From the entries that follow, list every line in which the string "icon" appears.

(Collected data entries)
+ + + + + + +

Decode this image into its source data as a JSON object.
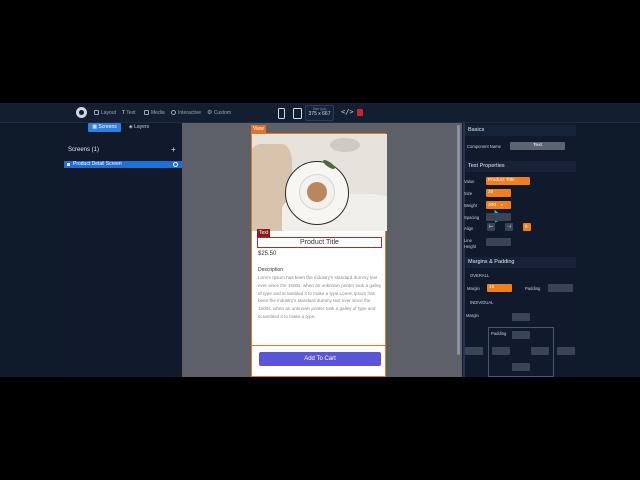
{
  "toolbar": {
    "items": [
      {
        "label": "Layout",
        "icon": "layout-icon"
      },
      {
        "label": "Text",
        "icon": "text-icon"
      },
      {
        "label": "Media",
        "icon": "media-icon"
      },
      {
        "label": "Interactive",
        "icon": "interactive-icon"
      },
      {
        "label": "Custom",
        "icon": "custom-icon"
      }
    ],
    "size_label": "Size (px)",
    "size_value": "375 x 667",
    "code_symbol": "</>"
  },
  "left": {
    "tabs": [
      {
        "label": "Screens",
        "active": true
      },
      {
        "label": "Layers",
        "active": false
      }
    ],
    "section_title": "Screens (1)",
    "add_symbol": "+",
    "screens": [
      {
        "label": "Product Detail Screen"
      }
    ]
  },
  "canvas": {
    "view_tag": "View",
    "text_tag": "Text",
    "product_title": "Product Title",
    "price": "$25.50",
    "description_heading": "Description",
    "description_body": "Lorem Ipsum has been the industry's standard dummy text ever since the 1500s, when an unknown printer took a galley of type and scrambled it to make a type.Lorem Ipsum has been the industry's standard dummy text ever since the 1500s, when an unknown printer took a galley of type and scrambled it to make a type.",
    "cart_button": "Add To Cart"
  },
  "right": {
    "basics_heading": "Basics",
    "component_name_label": "Component Name",
    "component_name_value": "Text",
    "text_props_heading": "Text Properties",
    "value_label": "Value",
    "value": "Product Title",
    "size_label": "Size",
    "size": "20",
    "weight_label": "Weight",
    "weight": "200",
    "spacing_label": "Spacing",
    "align_label": "Align",
    "line_height_label": "Line Height",
    "margins_heading": "Margins & Padding",
    "overall_label": "OVERALL",
    "margin_label": "Margin",
    "margin_value": "16",
    "padding_label": "Padding",
    "individual_label": "INDIVIDUAL",
    "ind_margin_label": "Margin",
    "ind_padding_label": "Padding"
  },
  "colors": {
    "accent": "#f07f1e",
    "primary_blue": "#2e7fe0",
    "cart_button": "#5a55d6",
    "selection_red": "#b02a2a"
  }
}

+ + + + + + +

- [PROBLEM SOLUTION]
        "icon": "layout-icon"
        "icon": "text-icon"
        "icon": "media-icon"
        "icon": "interactive-icon"
        "icon": "custom-icon"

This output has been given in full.